## WHAT IS NEEDED
In the data that follows, count every line holding the string "were" and give the count alone.

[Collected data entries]
%%

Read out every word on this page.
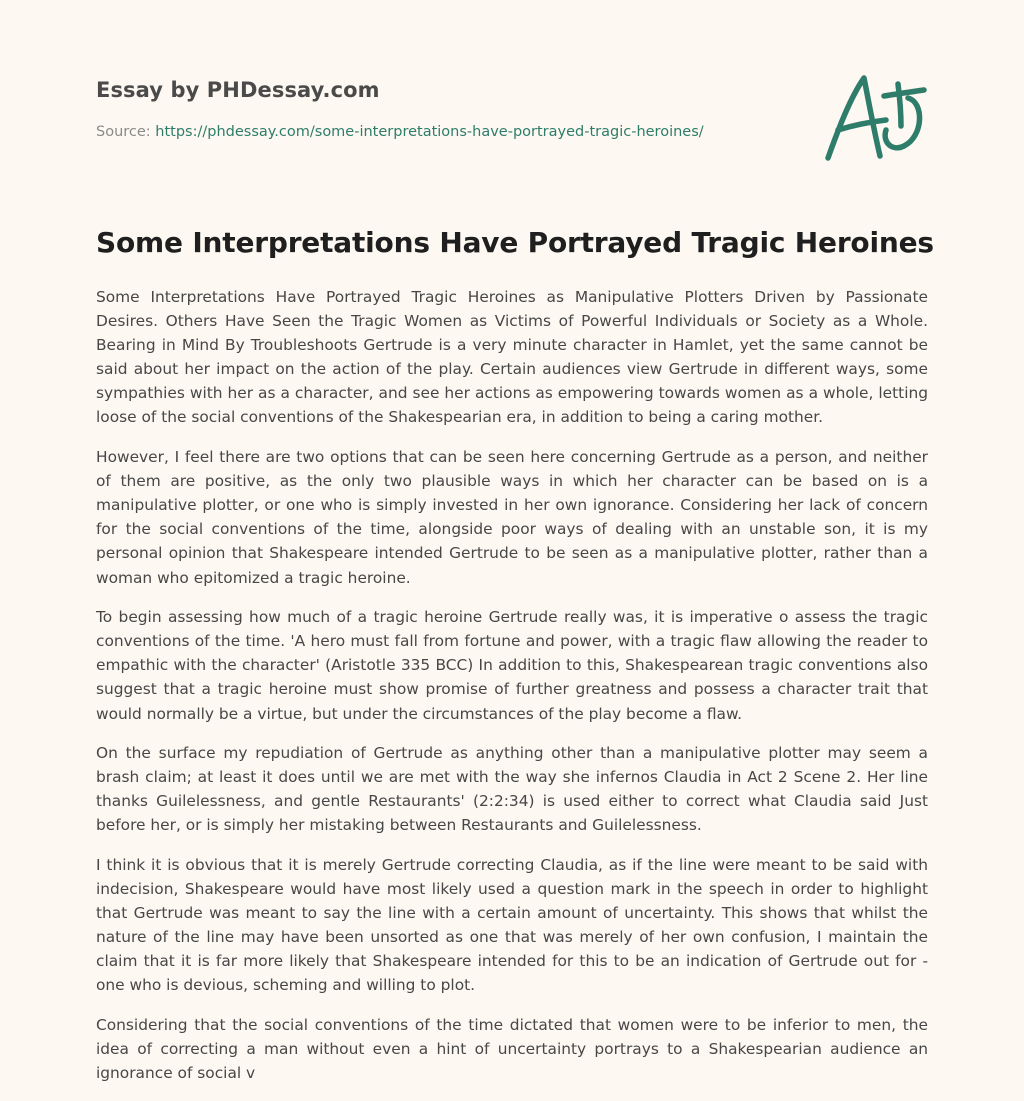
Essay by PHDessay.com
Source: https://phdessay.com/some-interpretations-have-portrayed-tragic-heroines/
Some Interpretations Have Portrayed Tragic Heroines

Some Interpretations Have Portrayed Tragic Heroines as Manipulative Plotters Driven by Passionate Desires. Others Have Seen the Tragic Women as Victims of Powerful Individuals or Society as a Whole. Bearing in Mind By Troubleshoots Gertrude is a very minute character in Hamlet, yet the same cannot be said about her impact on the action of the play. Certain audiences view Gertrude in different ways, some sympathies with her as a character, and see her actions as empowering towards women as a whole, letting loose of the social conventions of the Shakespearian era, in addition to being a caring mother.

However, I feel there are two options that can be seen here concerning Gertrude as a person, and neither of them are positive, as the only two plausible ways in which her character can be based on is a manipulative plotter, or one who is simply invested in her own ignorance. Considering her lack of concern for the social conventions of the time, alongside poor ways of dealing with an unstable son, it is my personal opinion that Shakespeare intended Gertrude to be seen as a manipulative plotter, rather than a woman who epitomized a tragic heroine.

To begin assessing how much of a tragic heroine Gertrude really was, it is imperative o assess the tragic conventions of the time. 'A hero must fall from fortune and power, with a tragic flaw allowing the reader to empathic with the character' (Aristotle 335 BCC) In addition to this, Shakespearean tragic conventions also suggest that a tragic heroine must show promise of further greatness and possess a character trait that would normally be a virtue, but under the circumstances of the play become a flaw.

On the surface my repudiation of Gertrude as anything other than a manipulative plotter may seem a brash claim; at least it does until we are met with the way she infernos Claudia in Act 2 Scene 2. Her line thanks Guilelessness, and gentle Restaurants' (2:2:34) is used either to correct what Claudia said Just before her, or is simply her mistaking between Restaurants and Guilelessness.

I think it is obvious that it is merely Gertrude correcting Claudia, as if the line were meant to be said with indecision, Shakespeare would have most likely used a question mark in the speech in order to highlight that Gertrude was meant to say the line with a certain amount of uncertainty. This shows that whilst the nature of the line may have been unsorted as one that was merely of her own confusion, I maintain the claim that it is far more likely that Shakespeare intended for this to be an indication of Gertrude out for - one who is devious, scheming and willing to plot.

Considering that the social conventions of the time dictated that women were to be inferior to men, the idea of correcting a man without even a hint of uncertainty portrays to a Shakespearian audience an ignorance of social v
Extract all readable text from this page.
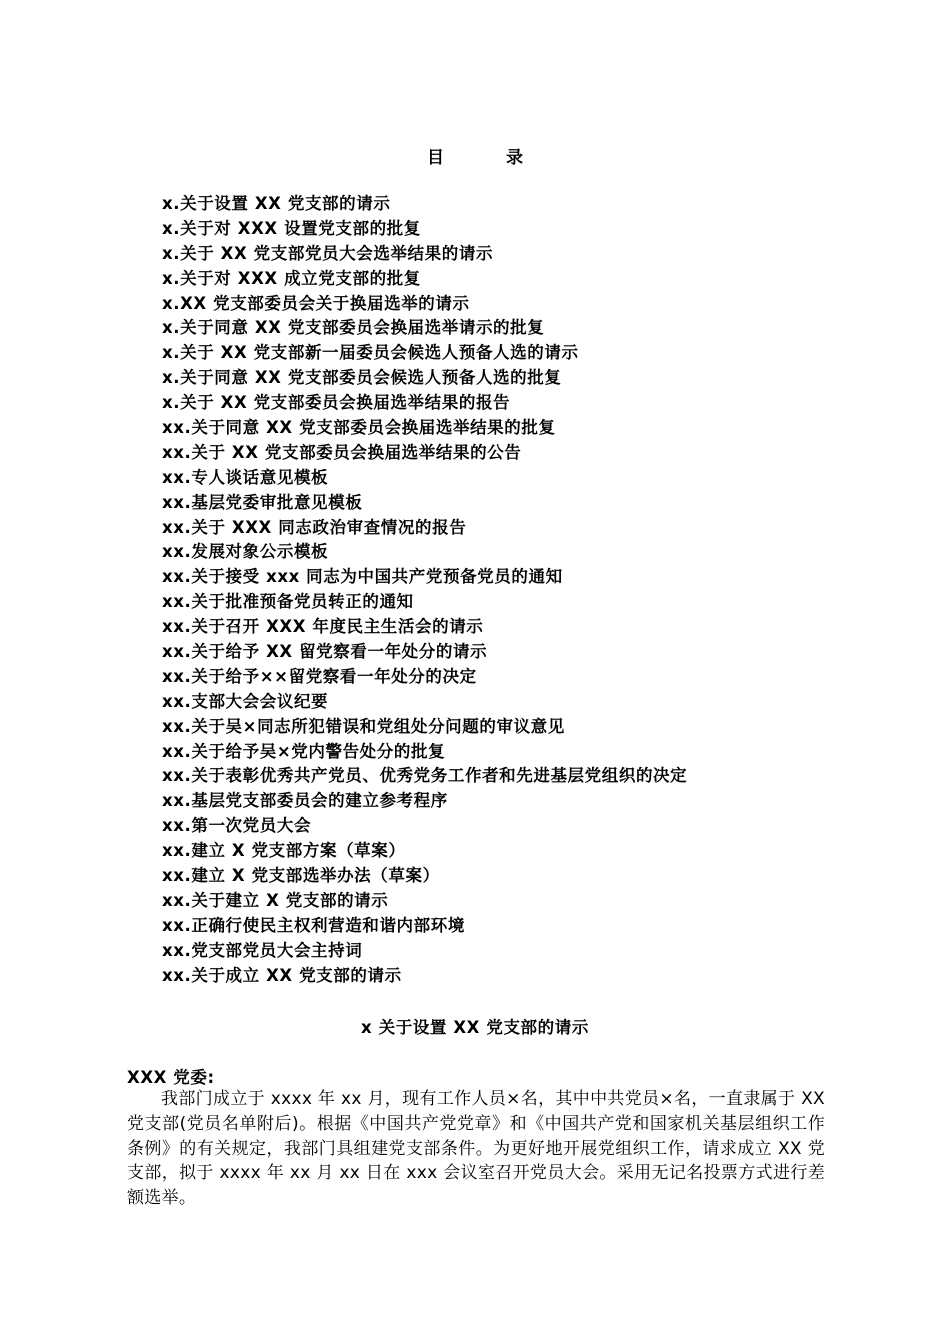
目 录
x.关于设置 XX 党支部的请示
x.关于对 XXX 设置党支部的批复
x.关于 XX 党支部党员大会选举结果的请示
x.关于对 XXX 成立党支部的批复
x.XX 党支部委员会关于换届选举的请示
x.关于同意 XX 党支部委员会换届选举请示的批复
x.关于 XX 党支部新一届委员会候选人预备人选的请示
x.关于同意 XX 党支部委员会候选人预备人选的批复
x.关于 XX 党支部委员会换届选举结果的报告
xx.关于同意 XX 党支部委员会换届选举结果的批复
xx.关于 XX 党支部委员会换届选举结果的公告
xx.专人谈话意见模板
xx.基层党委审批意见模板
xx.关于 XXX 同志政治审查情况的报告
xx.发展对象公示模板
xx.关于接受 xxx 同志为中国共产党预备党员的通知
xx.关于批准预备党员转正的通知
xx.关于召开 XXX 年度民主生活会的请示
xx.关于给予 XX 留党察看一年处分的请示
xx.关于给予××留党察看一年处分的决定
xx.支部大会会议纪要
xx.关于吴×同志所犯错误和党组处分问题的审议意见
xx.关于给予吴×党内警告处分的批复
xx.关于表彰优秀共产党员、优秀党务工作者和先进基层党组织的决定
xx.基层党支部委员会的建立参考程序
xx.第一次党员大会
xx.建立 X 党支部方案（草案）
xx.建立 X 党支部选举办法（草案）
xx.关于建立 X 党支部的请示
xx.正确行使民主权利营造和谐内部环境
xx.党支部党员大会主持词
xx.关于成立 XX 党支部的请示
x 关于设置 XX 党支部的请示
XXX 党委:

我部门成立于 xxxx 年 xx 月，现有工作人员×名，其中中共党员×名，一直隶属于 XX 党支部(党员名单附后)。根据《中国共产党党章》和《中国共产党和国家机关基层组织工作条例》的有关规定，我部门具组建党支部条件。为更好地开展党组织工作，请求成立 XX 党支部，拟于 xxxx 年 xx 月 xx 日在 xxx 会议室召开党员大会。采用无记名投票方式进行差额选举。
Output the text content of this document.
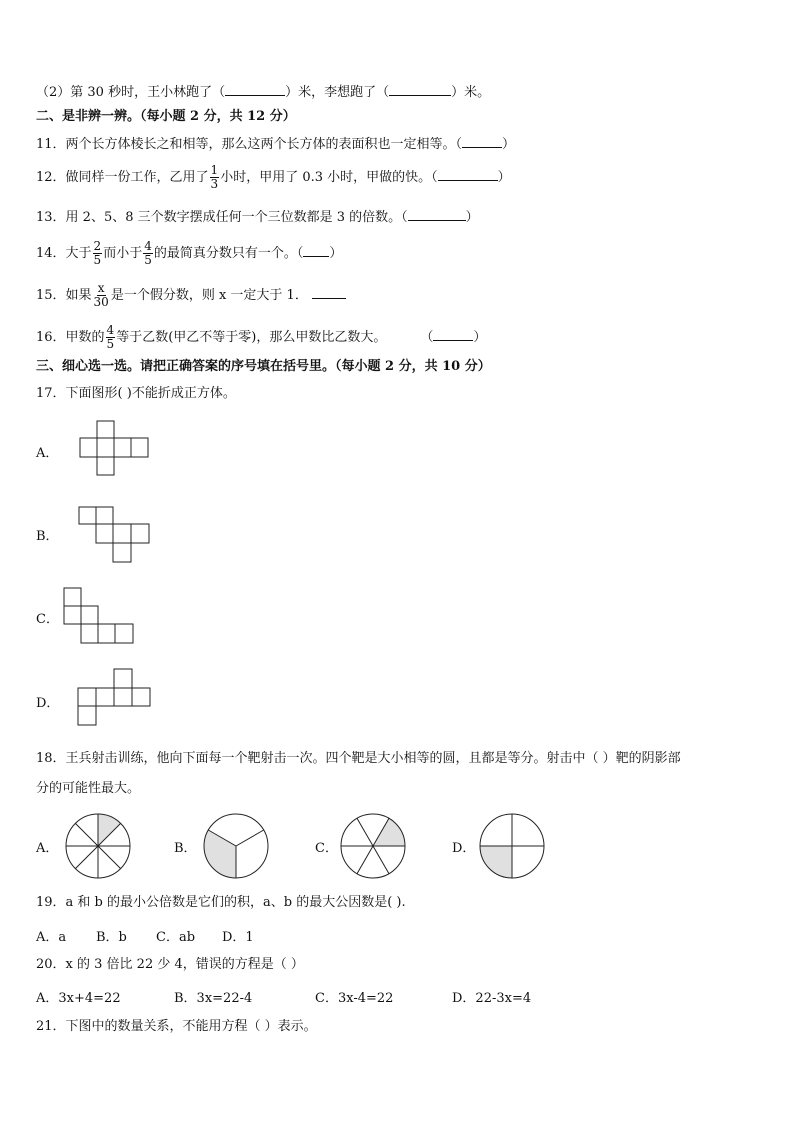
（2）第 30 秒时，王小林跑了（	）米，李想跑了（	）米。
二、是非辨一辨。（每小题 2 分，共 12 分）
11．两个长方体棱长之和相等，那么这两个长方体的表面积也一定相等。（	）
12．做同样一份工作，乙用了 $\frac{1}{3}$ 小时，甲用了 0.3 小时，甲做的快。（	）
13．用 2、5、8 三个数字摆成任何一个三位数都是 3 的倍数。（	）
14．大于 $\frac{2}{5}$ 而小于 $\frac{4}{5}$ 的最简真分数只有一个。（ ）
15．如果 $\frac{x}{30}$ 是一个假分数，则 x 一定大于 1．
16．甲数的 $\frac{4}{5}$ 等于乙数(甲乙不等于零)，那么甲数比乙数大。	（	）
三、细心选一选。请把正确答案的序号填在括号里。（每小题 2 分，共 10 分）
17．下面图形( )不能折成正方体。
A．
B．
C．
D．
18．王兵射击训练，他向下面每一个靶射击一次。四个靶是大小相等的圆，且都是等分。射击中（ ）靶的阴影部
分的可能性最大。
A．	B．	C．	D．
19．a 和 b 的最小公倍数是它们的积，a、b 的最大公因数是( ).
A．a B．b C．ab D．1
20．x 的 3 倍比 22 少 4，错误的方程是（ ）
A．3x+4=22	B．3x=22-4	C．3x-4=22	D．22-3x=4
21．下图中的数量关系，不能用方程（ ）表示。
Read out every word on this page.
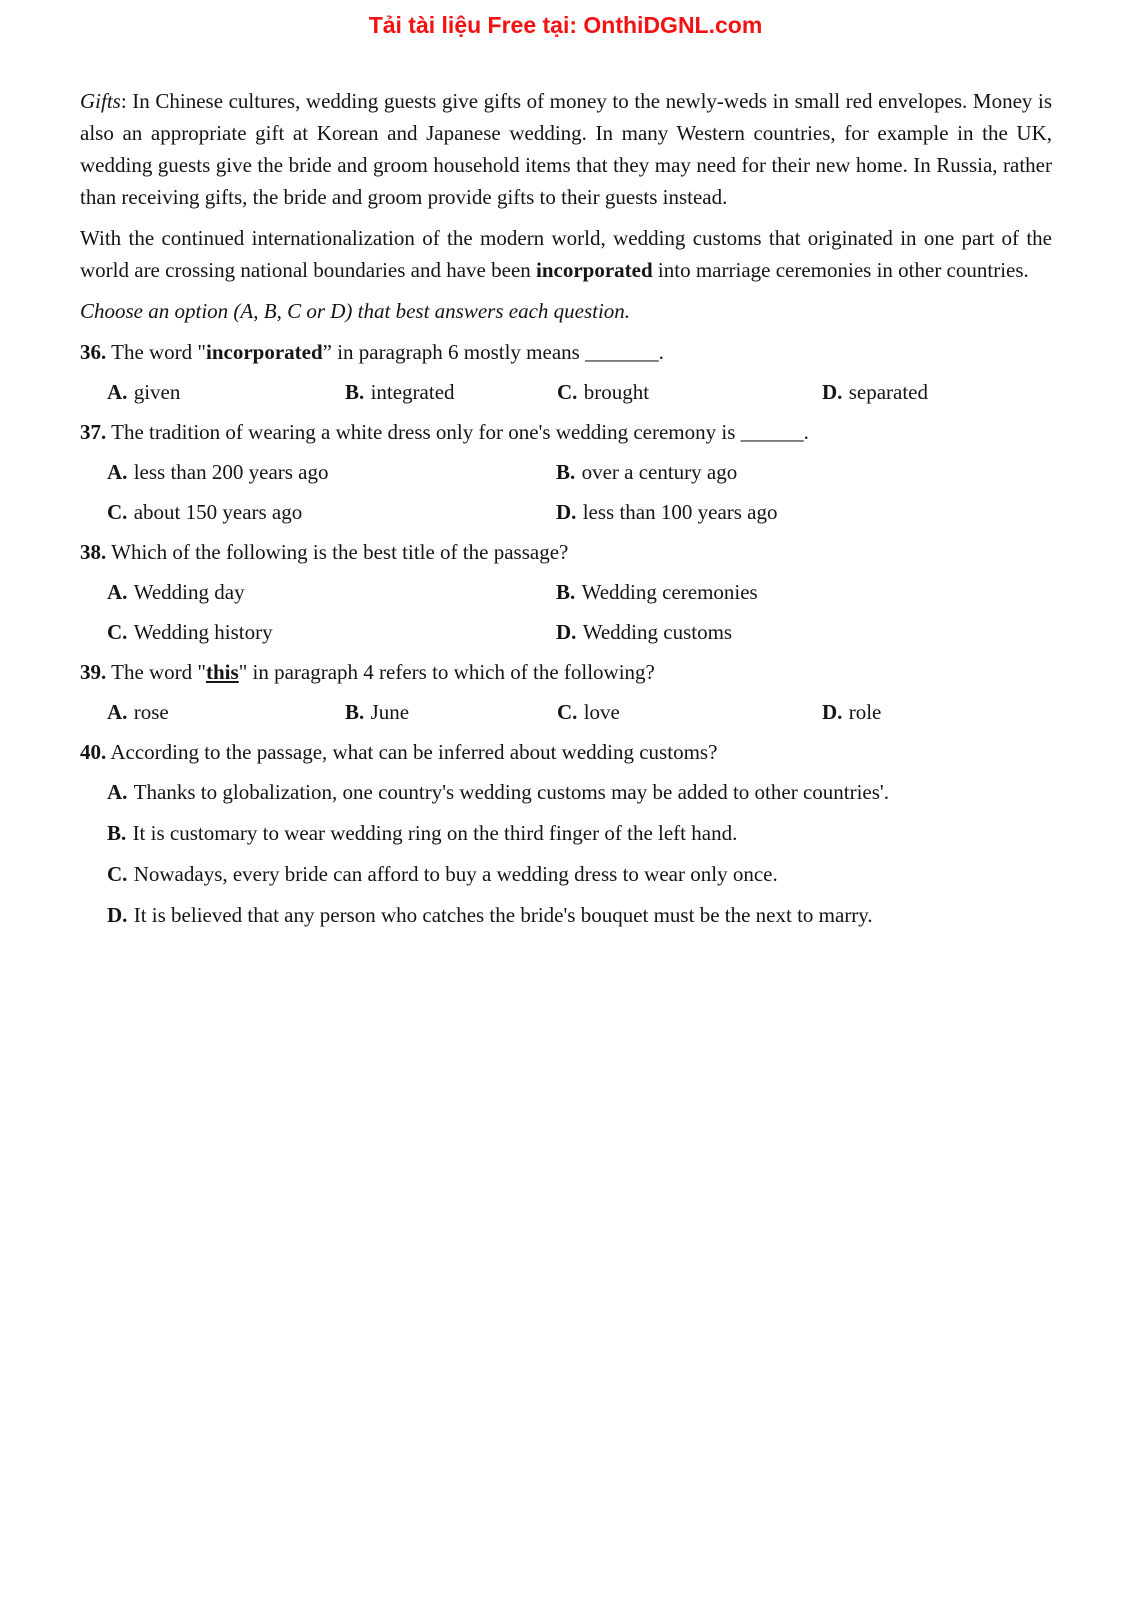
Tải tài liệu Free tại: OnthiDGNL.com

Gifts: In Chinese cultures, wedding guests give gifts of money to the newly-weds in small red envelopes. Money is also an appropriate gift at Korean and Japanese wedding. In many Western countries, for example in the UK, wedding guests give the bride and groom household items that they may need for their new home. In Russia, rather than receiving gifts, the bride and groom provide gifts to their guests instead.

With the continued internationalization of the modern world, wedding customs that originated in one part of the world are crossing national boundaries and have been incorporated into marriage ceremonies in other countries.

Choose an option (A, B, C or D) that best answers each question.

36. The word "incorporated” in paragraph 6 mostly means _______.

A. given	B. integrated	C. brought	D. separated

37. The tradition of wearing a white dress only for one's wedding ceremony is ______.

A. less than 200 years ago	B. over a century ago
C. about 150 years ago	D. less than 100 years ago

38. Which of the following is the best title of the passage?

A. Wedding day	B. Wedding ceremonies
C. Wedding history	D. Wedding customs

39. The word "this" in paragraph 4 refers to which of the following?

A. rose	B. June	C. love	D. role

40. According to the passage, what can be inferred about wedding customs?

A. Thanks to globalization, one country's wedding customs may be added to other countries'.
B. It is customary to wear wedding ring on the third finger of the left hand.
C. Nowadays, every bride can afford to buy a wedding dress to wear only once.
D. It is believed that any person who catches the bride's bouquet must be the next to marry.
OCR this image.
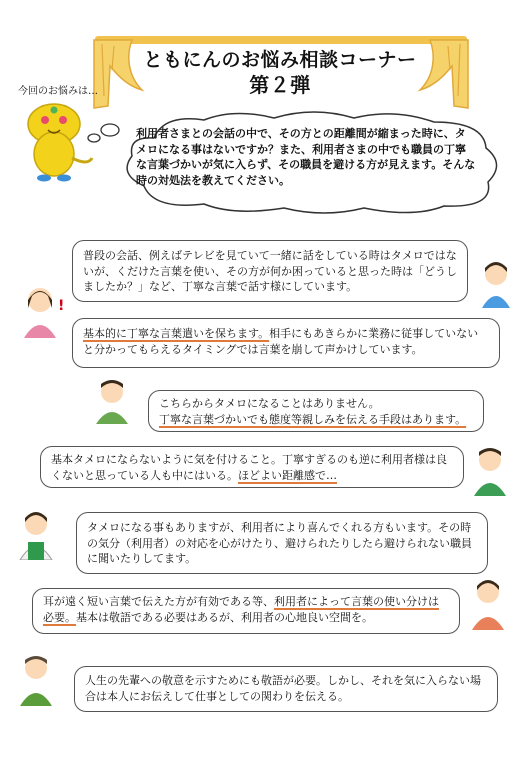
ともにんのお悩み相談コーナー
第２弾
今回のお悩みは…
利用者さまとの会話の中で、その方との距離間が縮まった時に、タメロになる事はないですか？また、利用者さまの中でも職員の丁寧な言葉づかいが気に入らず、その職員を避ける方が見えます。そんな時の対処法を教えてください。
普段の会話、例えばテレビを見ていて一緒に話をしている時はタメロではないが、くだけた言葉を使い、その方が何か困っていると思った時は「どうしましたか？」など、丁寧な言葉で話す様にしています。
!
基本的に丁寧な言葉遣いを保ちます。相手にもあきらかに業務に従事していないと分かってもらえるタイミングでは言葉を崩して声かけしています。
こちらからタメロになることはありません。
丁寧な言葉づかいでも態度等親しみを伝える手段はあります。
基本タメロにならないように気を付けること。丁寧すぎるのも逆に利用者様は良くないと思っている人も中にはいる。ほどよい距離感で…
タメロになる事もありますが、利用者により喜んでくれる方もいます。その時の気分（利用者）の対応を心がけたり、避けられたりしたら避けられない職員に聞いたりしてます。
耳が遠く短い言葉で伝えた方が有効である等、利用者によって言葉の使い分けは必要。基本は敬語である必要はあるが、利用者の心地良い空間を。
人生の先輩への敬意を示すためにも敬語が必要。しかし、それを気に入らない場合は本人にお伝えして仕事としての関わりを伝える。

%%

## SOLUTION TO THIS PROBLEM
2